Requirements:
Show all lines from the data that include the word "text".

* START Supplied material *

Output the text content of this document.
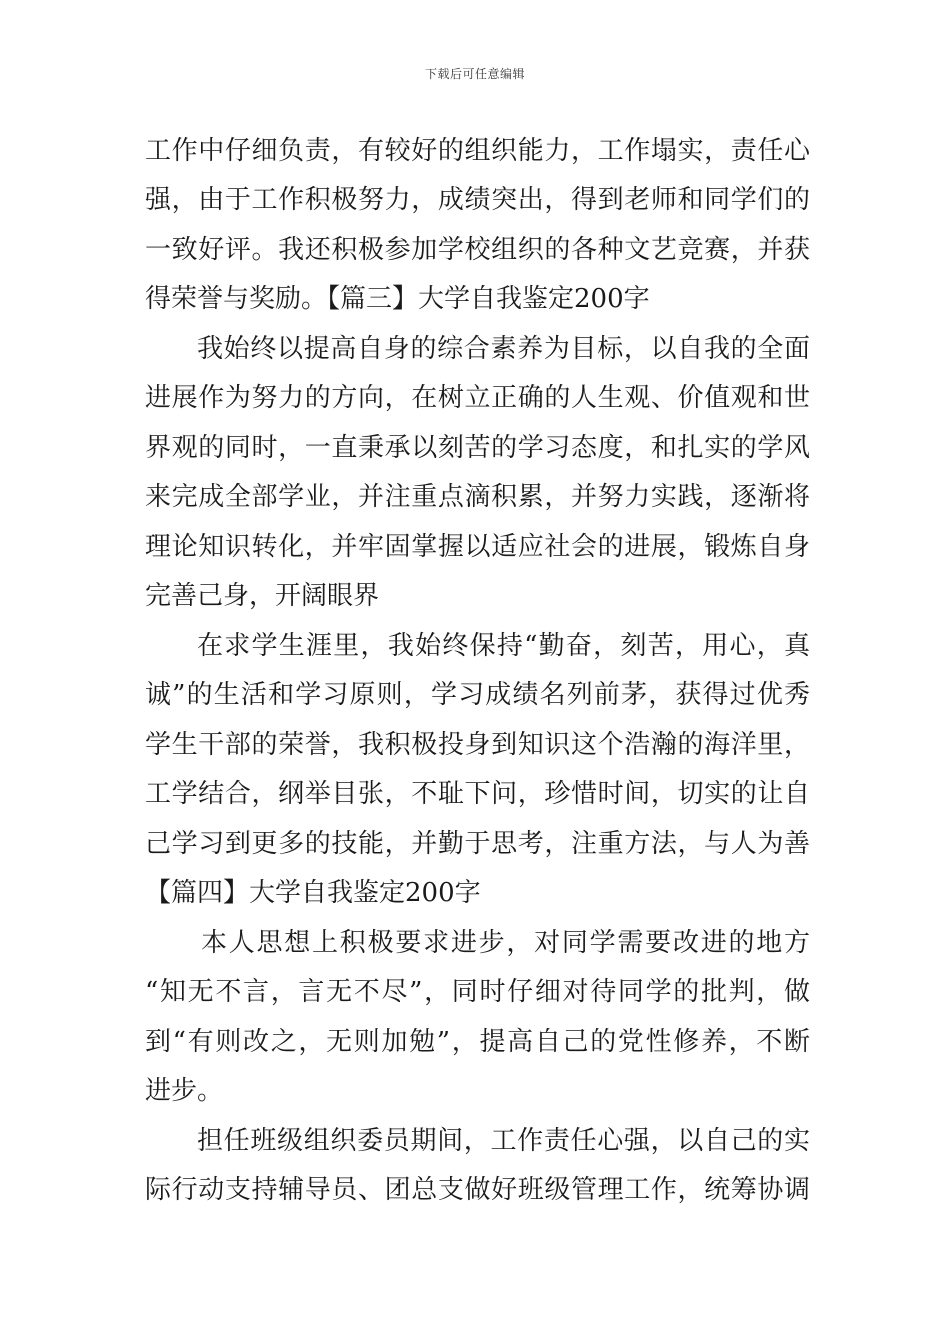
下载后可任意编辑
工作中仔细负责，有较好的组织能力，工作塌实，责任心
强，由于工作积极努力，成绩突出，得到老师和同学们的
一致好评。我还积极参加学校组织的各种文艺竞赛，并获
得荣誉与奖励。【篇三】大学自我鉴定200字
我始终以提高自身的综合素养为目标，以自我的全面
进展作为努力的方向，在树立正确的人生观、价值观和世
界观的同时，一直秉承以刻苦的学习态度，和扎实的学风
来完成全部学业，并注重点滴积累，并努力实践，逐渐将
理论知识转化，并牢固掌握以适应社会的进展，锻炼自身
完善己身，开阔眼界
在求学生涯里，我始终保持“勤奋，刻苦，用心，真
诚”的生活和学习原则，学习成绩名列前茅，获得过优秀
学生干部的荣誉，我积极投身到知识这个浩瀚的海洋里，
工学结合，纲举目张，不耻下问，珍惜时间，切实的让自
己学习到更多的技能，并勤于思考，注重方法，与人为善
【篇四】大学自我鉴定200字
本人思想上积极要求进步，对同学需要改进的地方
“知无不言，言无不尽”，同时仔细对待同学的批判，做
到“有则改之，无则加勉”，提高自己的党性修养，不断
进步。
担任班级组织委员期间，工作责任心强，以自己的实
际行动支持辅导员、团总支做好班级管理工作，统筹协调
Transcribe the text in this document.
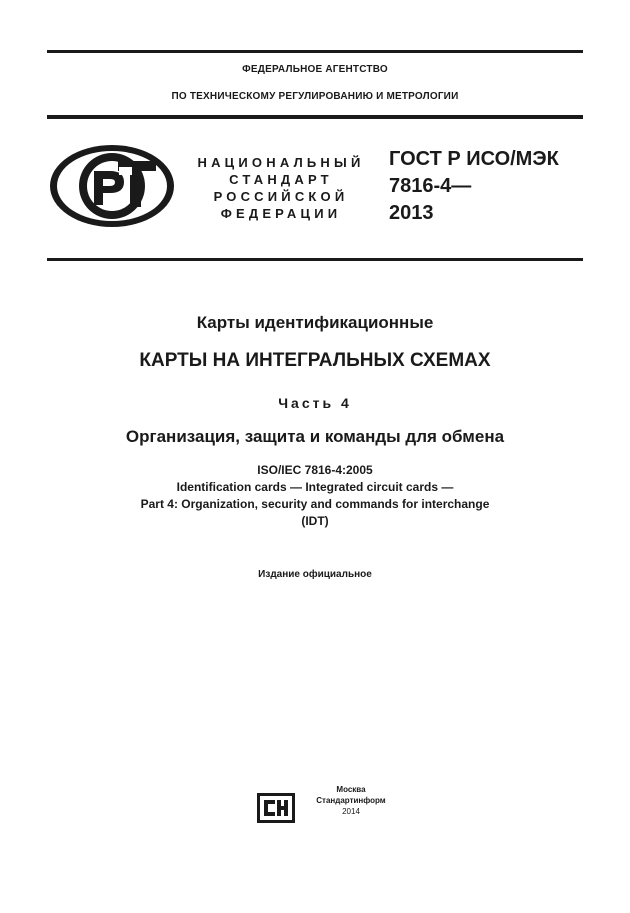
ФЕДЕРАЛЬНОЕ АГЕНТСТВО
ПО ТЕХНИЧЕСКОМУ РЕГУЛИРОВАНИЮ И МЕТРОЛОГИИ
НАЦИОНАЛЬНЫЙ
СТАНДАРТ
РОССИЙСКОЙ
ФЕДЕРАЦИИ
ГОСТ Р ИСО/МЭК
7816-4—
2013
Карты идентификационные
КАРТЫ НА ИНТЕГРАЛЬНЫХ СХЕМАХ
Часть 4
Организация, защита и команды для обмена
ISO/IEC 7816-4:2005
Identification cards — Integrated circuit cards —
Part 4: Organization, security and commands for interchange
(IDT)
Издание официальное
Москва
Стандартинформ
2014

* END Supplied material *

Result for this exercise:
Output the text content of this document.
Transcribe the text in this document.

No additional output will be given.